**TASK REQUIREMENTS:**
Pull every line that holds the word "page" from the entries.

**THE INPUT:**
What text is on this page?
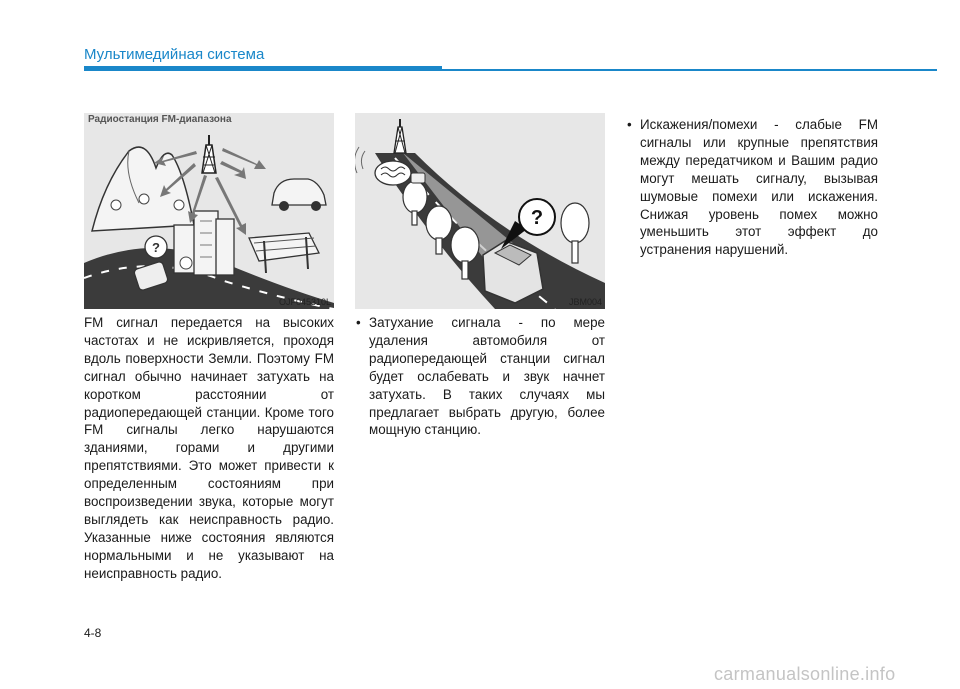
Мультимедийная система
?
Радиостанция FM-диапазона
OJF045310L
?
JBM004

FM сигнал передается на высоких частотах и не искривляется, проходя вдоль поверхности Земли. Поэтому FM сигнал обычно начинает затухать на коротком расстоянии от радиопередающей станции. Кроме того FM сигналы легко нарушаются зданиями, горами и другими препятствиями. Это может привести к определенным состояниям при воспроизведении звука, которые могут выглядеть как неисправность радио. Указанные ниже состояния являются нормальными и не указывают на неисправность радио.

• Затухание сигнала - по мере удаления автомобиля от радиопередающей станции сигнал будет ослабевать и звук начнет затухать. В таких случаях мы предлагает выбрать другую, более мощную станцию.
• Искажения/помехи - слабые FM сигналы или крупные препятствия между передатчиком и Вашим радио могут мешать сигналу, вызывая шумовые помехи или искажения. Снижая уровень помех можно уменьшить этот эффект до устранения нарушений.
4-8
carmanualsonline.info
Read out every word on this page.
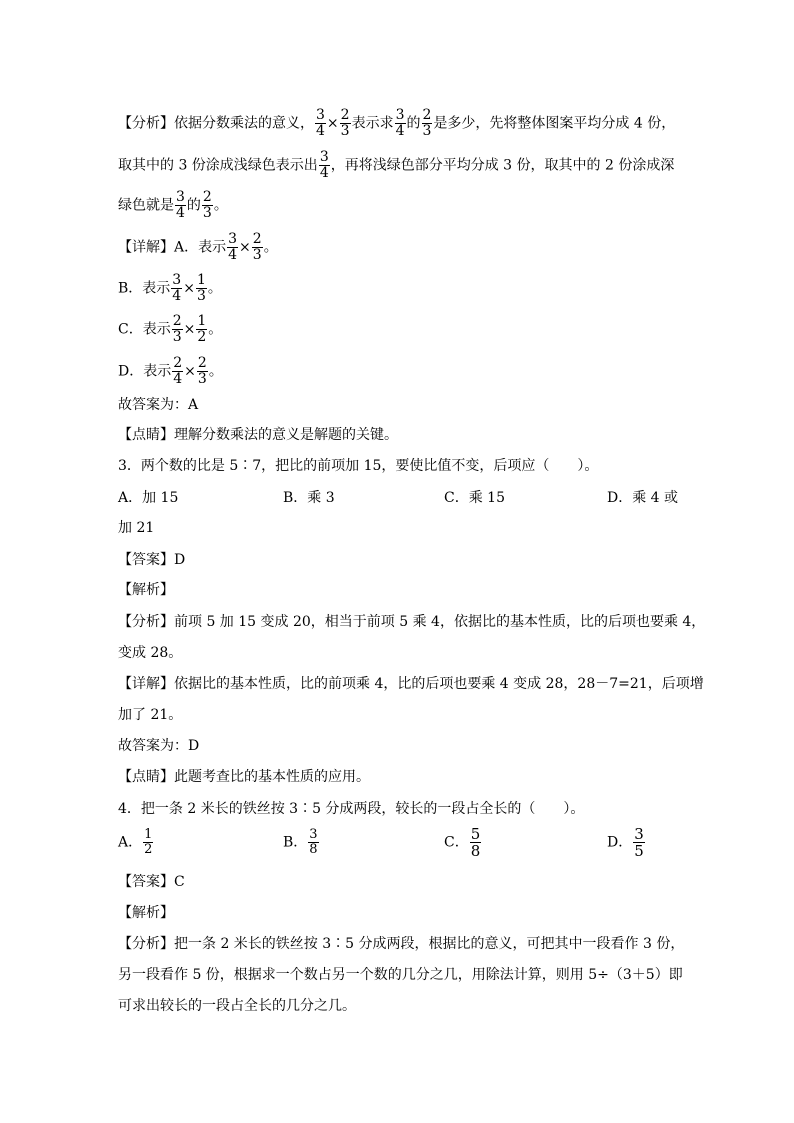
【分析】依据分数乘法的意义， $\frac{3}{4} \times \frac{2}{3}$ 表示求 $\frac{3}{4}$ 的 $\frac{2}{3}$ 是多少，先将整体图案平均分成 4 份，
取其中的 3 份涂成浅绿色表示出 $\frac{3}{4}$ ，再将浅绿色部分平均分成 3 份，取其中的 2 份涂成深
绿色就是 $\frac{3}{4}$ 的 $\frac{2}{3}$ 。
【详解】A．表示 $\frac{3}{4} \times \frac{2}{3}$ 。
B．表示 $\frac{3}{4} \times \frac{1}{3}$ 。
C．表示 $\frac{2}{3} \times \frac{1}{2}$ 。
D．表示 $\frac{2}{4} \times \frac{2}{3}$ 。
故答案为：A
【点睛】理解分数乘法的意义是解题的关键。
3．两个数的比是 5∶7，把比的前项加 15，要使比值不变，后项应（　　）。
A．加 15	B．乘 3	C．乘 15	D．乘 4 或
加 21
【答案】D
【解析】
【分析】前项 5 加 15 变成 20，相当于前项 5 乘 4，依据比的基本性质，比的后项也要乘 4，
变成 28。
【详解】依据比的基本性质，比的前项乘 4，比的后项也要乘 4 变成 28，28－7=21，后项增
加了 21。
故答案为：D
【点睛】此题考查比的基本性质的应用。
4．把一条 2 米长的铁丝按 3∶5 分成两段，较长的一段占全长的（　　）。
A． $\frac{1}{2}$	B． $\frac{3}{8}$	C． $\frac{5}{8}$	D． $\frac{3}{5}$
【答案】C
【解析】
【分析】把一条 2 米长的铁丝按 3∶5 分成两段，根据比的意义，可把其中一段看作 3 份，
另一段看作 5 份，根据求一个数占另一个数的几分之几，用除法计算，则用 5÷（3＋5）即
可求出较长的一段占全长的几分之几。
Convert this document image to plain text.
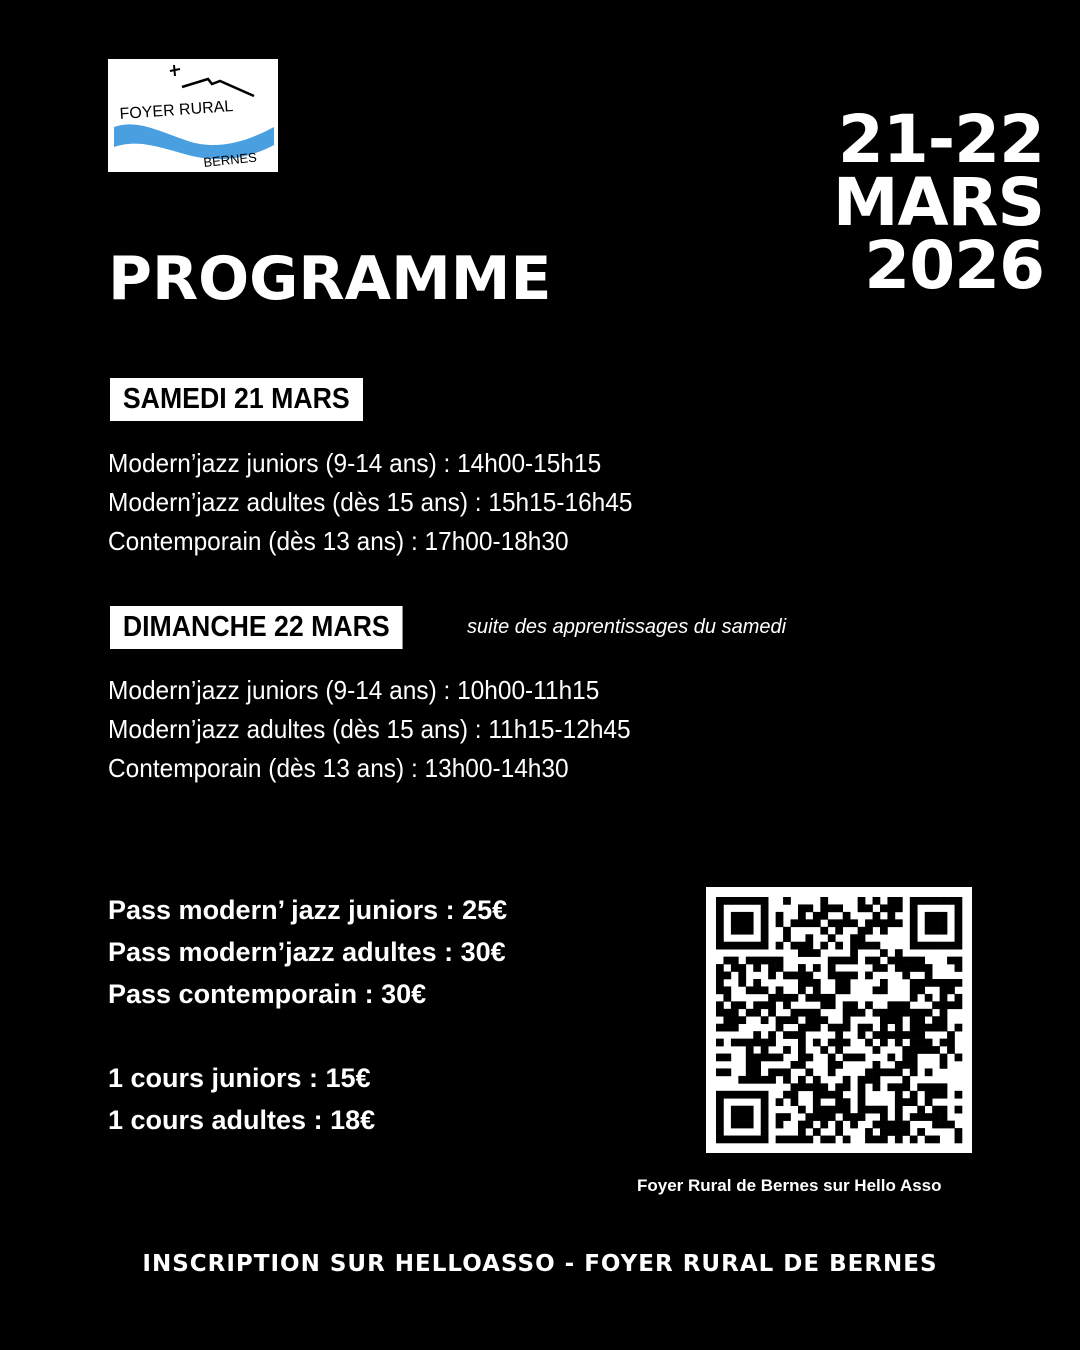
FOYER RURAL
BERNES	21-22
MARS
2026
PROGRAMME
SAMEDI 21 MARS
Modern’jazz juniors (9-14 ans) : 14h00-15h15
Modern’jazz adultes (dès 15 ans) : 15h15-16h45
Contemporain (dès 13 ans) : 17h00-18h30
DIMANCHE 22 MARS	suite des apprentissages du samedi
Modern’jazz juniors (9-14 ans) : 10h00-11h15
Modern’jazz adultes (dès 15 ans) : 11h15-12h45
Contemporain (dès 13 ans) : 13h00-14h30
Pass modern’ jazz juniors : 25€
Pass modern’jazz adultes : 30€
Pass contemporain : 30€
1 cours juniors : 15€
1 cours adultes : 18€
Foyer Rural de Bernes sur Hello Asso
INSCRIPTION SUR HELLOASSO - FOYER RURAL DE BERNES
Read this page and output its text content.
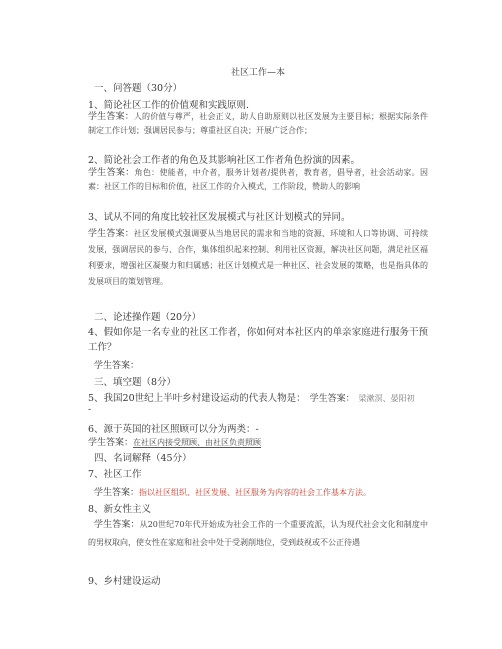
社区工作—本
一、问答题（30分）
1、简论社区工作的价值观和实践原则.
学生答案：人的价值与尊严，社会正义，助人自助原则以社区发展为主要目标；根据实际条件制定工作计划；强调居民参与；尊重社区自决；开展广泛合作；
2、简论社会工作者的角色及其影响社区工作者角色扮演的因素。
学生答案：角色：使能者，中介者，服务计划者/提供者，教育者，倡导者，社会活动家。因素：社区工作的目标和价值，社区工作的介入模式，工作阶段，赞助人的影响
3、试从不同的角度比较社区发展模式与社区计划模式的异同。
学生答案：社区发展模式强调要从当地居民的需求和当地的资源、环境和人口等协调、可持续发展，强调居民的参与、合作，集体组织起来控制、利用社区资源，解决社区问题，满足社区福利要求，增强社区凝聚力和归属感；社区计划模式是一种社区、社会发展的策略，也是指具体的发展项目的策划管理。
二、论述操作题（20分）
4、假如你是一名专业的社区工作者，你如何对本社区内的单亲家庭进行服务干预工作？
学生答案：
三、填空题（8分）
5、我国20世纪上半叶乡村建设运动的代表人物是： 学生答案： 梁漱溟、晏阳初
-
6、源于英国的社区照顾可以分为两类：-
学生答案：在社区内接受照顾、由社区负责照顾
四、名词解释（45分）
7、社区工作
学生答案：指以社区组织、社区发展、社区服务为内容的社会工作基本方法。
8、新女性主义
学生答案：从20世纪70年代开始成为社会工作的一个重要流派，认为现代社会文化和制度中的男权取向，使女性在家庭和社会中处于受剥削地位，受到歧视或不公正待遇
9、乡村建设运动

**EXERCISE RESPONSE:**
What text is on this page?
Read out every word on this page.
Read this page and output its text content.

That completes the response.